**RECORDS SUPPLIED:**
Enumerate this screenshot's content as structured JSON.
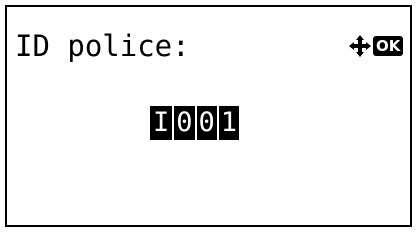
{
  "screen": {
    "title": "ID police:",
    "nav_hint": {
      "dpad_icon": "four-way-arrow-icon",
      "ok_label": "OK"
    },
    "input": {
      "prefix": "I",
      "digits": [
        "0",
        "0",
        "1"
      ]
    }
  },
  "colors": {
    "background": "#ffffff",
    "foreground": "#000000",
    "highlight": "#000000",
    "highlight_text": "#ffffff"
  }
}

**GIVEN PROBLEM:**
Using the records above, output their complete text exactly, minus any images.

**TASK RESULT:**
Enumerate this screenshot's content as structured JSON.
{
  "screen": {
    "title": "ID police:",
    "nav_hint": {
      "dpad_icon": "four-way-arrow-icon",
      "ok_label": "OK"
    },
    "input": {
      "prefix": "I",
      "digits": [
        "0",
        "0",
        "1"
      ]
    }
  },
  "colors": {
    "background": "#ffffff",
    "foreground": "#000000",
    "highlight": "#000000",
    "highlight_text": "#ffffff"
  }
}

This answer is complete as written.